[Stored records]
##########

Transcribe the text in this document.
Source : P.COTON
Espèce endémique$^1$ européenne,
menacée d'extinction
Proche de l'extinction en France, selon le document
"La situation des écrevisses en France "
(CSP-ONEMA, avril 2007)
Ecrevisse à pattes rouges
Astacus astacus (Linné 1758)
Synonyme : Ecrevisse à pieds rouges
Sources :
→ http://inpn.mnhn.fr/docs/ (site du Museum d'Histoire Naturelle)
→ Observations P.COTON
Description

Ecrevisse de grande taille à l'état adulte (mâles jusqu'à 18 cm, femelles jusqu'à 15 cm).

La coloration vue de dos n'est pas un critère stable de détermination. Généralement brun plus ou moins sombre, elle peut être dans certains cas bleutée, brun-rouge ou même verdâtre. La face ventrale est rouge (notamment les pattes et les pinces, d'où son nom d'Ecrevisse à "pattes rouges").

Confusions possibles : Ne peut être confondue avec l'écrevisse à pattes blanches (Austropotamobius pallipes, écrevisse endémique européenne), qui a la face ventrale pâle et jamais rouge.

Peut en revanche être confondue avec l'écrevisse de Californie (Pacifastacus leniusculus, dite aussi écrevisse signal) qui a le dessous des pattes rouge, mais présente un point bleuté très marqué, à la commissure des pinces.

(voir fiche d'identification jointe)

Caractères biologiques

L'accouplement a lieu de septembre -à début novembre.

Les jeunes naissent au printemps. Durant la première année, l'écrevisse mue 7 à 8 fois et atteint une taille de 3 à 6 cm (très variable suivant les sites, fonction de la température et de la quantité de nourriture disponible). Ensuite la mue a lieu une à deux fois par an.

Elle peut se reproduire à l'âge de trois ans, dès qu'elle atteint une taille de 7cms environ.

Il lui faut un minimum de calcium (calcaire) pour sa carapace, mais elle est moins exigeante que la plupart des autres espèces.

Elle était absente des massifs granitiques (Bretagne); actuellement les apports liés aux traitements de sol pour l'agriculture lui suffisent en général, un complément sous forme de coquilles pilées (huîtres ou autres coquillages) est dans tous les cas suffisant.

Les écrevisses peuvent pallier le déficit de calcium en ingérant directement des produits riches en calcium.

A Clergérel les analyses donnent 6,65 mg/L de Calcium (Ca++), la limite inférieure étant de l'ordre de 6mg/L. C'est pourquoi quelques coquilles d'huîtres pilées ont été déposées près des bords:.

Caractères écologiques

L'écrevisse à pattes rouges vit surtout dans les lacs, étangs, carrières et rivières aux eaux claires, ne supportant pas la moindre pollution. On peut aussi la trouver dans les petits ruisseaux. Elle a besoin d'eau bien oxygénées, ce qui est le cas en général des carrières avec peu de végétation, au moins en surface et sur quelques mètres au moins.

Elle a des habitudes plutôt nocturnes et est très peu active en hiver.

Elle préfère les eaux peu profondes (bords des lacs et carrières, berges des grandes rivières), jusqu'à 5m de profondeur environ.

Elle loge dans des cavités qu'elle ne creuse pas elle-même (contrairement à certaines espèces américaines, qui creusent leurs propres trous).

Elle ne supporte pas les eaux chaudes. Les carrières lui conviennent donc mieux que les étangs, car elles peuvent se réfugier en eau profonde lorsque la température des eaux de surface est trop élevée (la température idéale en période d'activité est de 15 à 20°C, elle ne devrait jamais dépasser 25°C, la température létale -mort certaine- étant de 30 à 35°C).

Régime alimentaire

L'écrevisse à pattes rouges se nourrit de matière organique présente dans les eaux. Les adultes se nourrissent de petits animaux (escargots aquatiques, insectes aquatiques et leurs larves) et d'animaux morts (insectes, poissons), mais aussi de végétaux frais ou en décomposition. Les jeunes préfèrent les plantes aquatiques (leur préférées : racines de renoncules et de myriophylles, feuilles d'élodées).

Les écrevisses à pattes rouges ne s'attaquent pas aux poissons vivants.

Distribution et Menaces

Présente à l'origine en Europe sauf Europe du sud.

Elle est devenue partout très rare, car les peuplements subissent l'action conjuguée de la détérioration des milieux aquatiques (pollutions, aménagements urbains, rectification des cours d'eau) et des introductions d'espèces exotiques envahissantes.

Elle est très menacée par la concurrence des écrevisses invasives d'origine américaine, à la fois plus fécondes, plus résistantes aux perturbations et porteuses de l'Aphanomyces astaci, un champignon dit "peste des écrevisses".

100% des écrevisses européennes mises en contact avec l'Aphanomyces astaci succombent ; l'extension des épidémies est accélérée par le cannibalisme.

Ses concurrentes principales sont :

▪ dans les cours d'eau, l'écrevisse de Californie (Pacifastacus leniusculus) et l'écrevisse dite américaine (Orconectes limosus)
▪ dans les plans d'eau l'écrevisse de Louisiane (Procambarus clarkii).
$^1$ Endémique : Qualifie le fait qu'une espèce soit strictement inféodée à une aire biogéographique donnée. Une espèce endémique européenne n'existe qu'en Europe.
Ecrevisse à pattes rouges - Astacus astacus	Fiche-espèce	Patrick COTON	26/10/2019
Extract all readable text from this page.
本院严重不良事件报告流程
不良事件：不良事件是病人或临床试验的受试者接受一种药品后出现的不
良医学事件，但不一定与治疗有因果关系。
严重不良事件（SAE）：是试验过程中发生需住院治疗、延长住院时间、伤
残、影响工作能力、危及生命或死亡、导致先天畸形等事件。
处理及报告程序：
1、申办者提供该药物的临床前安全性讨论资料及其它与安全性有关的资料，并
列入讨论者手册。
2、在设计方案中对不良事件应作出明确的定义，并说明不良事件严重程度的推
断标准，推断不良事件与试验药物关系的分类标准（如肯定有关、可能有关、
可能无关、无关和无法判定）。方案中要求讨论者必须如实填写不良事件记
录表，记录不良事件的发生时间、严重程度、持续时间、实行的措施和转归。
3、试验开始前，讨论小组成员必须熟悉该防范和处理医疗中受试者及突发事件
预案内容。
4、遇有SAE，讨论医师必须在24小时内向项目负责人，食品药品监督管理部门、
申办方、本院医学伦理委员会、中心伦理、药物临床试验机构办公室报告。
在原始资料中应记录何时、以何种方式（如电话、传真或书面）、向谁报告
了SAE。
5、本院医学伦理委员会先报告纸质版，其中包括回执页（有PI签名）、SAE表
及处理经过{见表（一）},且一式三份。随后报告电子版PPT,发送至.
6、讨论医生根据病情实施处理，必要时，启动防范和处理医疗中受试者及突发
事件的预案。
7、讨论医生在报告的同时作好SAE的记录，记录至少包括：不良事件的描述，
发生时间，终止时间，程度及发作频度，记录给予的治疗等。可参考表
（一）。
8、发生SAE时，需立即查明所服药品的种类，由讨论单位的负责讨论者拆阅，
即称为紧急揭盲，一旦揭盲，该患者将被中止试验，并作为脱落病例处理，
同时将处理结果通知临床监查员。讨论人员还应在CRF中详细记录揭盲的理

##########

Check each line above for the word "text", and copy the lines where it appears.

Transcribe the text in this document.
Extract all readable text from this page.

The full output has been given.